» The exercise
Can you transcribe the data exactly? Leave the pictures out.

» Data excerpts
::::

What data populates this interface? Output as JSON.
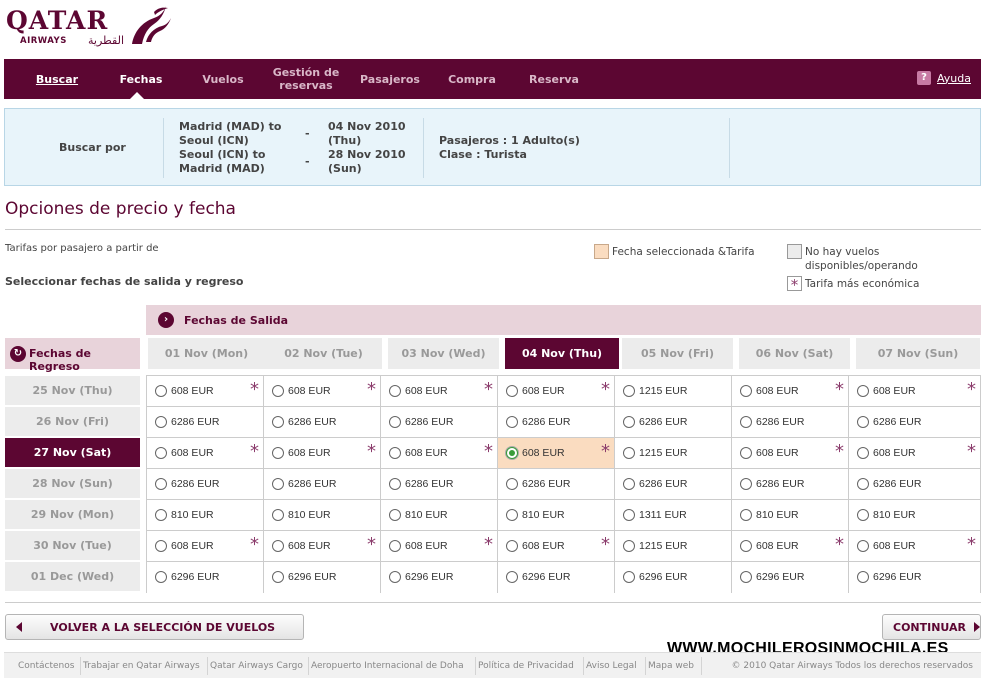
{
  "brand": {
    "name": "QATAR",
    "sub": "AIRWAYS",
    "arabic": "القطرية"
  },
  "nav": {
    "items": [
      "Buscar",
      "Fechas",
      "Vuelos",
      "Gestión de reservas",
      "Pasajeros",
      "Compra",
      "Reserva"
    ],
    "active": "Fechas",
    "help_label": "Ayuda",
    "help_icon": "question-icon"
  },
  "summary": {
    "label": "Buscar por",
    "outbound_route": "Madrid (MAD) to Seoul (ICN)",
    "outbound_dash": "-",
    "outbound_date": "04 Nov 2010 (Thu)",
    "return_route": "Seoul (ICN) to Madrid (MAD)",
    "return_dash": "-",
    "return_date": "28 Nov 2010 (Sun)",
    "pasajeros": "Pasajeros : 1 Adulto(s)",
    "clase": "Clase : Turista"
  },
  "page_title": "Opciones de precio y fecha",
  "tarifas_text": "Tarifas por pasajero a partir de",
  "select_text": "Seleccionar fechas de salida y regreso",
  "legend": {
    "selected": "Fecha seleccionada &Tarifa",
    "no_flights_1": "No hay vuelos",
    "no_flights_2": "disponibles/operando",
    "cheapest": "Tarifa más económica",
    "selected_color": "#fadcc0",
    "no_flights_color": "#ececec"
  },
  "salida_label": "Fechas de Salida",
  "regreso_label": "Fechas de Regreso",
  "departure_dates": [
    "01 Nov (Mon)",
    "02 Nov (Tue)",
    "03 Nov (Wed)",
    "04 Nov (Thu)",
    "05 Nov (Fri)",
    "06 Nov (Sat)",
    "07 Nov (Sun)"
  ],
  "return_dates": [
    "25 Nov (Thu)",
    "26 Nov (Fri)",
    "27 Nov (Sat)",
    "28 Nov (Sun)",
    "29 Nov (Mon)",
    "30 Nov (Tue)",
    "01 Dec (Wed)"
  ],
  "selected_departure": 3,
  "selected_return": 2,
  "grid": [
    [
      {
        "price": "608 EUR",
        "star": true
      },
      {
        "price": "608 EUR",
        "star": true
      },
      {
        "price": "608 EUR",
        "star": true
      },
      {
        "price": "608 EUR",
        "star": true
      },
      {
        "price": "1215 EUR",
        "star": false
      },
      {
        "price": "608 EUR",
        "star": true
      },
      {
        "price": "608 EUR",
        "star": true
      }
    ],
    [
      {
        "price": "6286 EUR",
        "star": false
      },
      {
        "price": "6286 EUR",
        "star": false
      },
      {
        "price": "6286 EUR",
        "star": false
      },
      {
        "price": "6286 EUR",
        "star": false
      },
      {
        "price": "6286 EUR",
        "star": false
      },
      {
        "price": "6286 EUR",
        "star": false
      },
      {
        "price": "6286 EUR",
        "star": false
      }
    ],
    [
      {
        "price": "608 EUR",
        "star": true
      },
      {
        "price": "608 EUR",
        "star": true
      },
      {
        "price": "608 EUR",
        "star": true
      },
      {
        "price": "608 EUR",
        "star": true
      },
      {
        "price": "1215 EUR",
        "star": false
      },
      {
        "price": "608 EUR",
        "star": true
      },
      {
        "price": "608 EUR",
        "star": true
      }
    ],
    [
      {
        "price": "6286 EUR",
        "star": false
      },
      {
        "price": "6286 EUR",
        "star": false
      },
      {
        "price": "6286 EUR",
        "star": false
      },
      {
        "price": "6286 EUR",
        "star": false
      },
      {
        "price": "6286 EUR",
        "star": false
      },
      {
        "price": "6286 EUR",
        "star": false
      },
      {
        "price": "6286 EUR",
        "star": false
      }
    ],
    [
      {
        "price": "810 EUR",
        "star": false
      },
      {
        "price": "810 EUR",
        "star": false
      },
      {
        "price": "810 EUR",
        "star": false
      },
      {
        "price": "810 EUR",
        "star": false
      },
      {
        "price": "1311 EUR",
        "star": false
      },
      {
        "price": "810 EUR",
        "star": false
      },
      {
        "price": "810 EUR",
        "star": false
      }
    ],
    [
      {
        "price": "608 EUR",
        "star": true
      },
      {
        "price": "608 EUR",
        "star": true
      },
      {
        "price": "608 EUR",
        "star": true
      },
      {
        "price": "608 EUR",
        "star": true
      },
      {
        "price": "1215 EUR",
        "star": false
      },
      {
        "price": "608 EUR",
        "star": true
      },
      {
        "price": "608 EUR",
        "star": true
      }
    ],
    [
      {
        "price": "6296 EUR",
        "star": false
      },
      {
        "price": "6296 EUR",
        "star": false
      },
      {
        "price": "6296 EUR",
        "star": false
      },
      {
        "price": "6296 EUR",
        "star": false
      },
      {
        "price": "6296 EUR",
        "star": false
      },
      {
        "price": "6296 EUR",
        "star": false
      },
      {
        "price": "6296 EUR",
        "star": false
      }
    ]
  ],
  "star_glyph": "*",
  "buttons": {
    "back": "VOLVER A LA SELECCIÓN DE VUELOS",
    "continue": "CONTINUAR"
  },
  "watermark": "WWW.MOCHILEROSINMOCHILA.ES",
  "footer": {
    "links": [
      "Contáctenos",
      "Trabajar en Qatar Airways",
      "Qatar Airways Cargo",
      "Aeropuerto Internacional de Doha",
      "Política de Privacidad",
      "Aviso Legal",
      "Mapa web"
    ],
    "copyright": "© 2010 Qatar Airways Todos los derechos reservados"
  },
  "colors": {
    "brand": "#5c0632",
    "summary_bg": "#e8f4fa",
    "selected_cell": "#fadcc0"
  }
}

::::

» Written response
What data populates this interface? Output as JSON.
{
  "brand": {
    "name": "QATAR",
    "sub": "AIRWAYS",
    "arabic": "القطرية"
  },
  "nav": {
    "items": [
      "Buscar",
      "Fechas",
      "Vuelos",
      "Gestión de reservas",
      "Pasajeros",
      "Compra",
      "Reserva"
    ],
    "active": "Fechas",
    "help_label": "Ayuda",
    "help_icon": "question-icon"
  },
  "summary": {
    "label": "Buscar por",
    "outbound_route": "Madrid (MAD) to Seoul (ICN)",
    "outbound_dash": "-",
    "outbound_date": "04 Nov 2010 (Thu)",
    "return_route": "Seoul (ICN) to Madrid (MAD)",
    "return_dash": "-",
    "return_date": "28 Nov 2010 (Sun)",
    "pasajeros": "Pasajeros : 1 Adulto(s)",
    "clase": "Clase : Turista"
  },
  "page_title": "Opciones de precio y fecha",
  "tarifas_text": "Tarifas por pasajero a partir de",
  "select_text": "Seleccionar fechas de salida y regreso",
  "legend": {
    "selected": "Fecha seleccionada &Tarifa",
    "no_flights_1": "No hay vuelos",
    "no_flights_2": "disponibles/operando",
    "cheapest": "Tarifa más económica",
    "selected_color": "#fadcc0",
    "no_flights_color": "#ececec"
  },
  "salida_label": "Fechas de Salida",
  "regreso_label": "Fechas de Regreso",
  "departure_dates": [
    "01 Nov (Mon)",
    "02 Nov (Tue)",
    "03 Nov (Wed)",
    "04 Nov (Thu)",
    "05 Nov (Fri)",
    "06 Nov (Sat)",
    "07 Nov (Sun)"
  ],
  "return_dates": [
    "25 Nov (Thu)",
    "26 Nov (Fri)",
    "27 Nov (Sat)",
    "28 Nov (Sun)",
    "29 Nov (Mon)",
    "30 Nov (Tue)",
    "01 Dec (Wed)"
  ],
  "selected_departure": 3,
  "selected_return": 2,
  "grid": [
    [
      {
        "price": "608 EUR",
        "star": true
      },
      {
        "price": "608 EUR",
        "star": true
      },
      {
        "price": "608 EUR",
        "star": true
      },
      {
        "price": "608 EUR",
        "star": true
      },
      {
        "price": "1215 EUR",
        "star": false
      },
      {
        "price": "608 EUR",
        "star": true
      },
      {
        "price": "608 EUR",
        "star": true
      }
    ],
    [
      {
        "price": "6286 EUR",
        "star": false
      },
      {
        "price": "6286 EUR",
        "star": false
      },
      {
        "price": "6286 EUR",
        "star": false
      },
      {
        "price": "6286 EUR",
        "star": false
      },
      {
        "price": "6286 EUR",
        "star": false
      },
      {
        "price": "6286 EUR",
        "star": false
      },
      {
        "price": "6286 EUR",
        "star": false
      }
    ],
    [
      {
        "price": "608 EUR",
        "star": true
      },
      {
        "price": "608 EUR",
        "star": true
      },
      {
        "price": "608 EUR",
        "star": true
      },
      {
        "price": "608 EUR",
        "star": true
      },
      {
        "price": "1215 EUR",
        "star": false
      },
      {
        "price": "608 EUR",
        "star": true
      },
      {
        "price": "608 EUR",
        "star": true
      }
    ],
    [
      {
        "price": "6286 EUR",
        "star": false
      },
      {
        "price": "6286 EUR",
        "star": false
      },
      {
        "price": "6286 EUR",
        "star": false
      },
      {
        "price": "6286 EUR",
        "star": false
      },
      {
        "price": "6286 EUR",
        "star": false
      },
      {
        "price": "6286 EUR",
        "star": false
      },
      {
        "price": "6286 EUR",
        "star": false
      }
    ],
    [
      {
        "price": "810 EUR",
        "star": false
      },
      {
        "price": "810 EUR",
        "star": false
      },
      {
        "price": "810 EUR",
        "star": false
      },
      {
        "price": "810 EUR",
        "star": false
      },
      {
        "price": "1311 EUR",
        "star": false
      },
      {
        "price": "810 EUR",
        "star": false
      },
      {
        "price": "810 EUR",
        "star": false
      }
    ],
    [
      {
        "price": "608 EUR",
        "star": true
      },
      {
        "price": "608 EUR",
        "star": true
      },
      {
        "price": "608 EUR",
        "star": true
      },
      {
        "price": "608 EUR",
        "star": true
      },
      {
        "price": "1215 EUR",
        "star": false
      },
      {
        "price": "608 EUR",
        "star": true
      },
      {
        "price": "608 EUR",
        "star": true
      }
    ],
    [
      {
        "price": "6296 EUR",
        "star": false
      },
      {
        "price": "6296 EUR",
        "star": false
      },
      {
        "price": "6296 EUR",
        "star": false
      },
      {
        "price": "6296 EUR",
        "star": false
      },
      {
        "price": "6296 EUR",
        "star": false
      },
      {
        "price": "6296 EUR",
        "star": false
      },
      {
        "price": "6296 EUR",
        "star": false
      }
    ]
  ],
  "star_glyph": "*",
  "buttons": {
    "back": "VOLVER A LA SELECCIÓN DE VUELOS",
    "continue": "CONTINUAR"
  },
  "watermark": "WWW.MOCHILEROSINMOCHILA.ES",
  "footer": {
    "links": [
      "Contáctenos",
      "Trabajar en Qatar Airways",
      "Qatar Airways Cargo",
      "Aeropuerto Internacional de Doha",
      "Política de Privacidad",
      "Aviso Legal",
      "Mapa web"
    ],
    "copyright": "© 2010 Qatar Airways Todos los derechos reservados"
  },
  "colors": {
    "brand": "#5c0632",
    "summary_bg": "#e8f4fa",
    "selected_cell": "#fadcc0"
  }
}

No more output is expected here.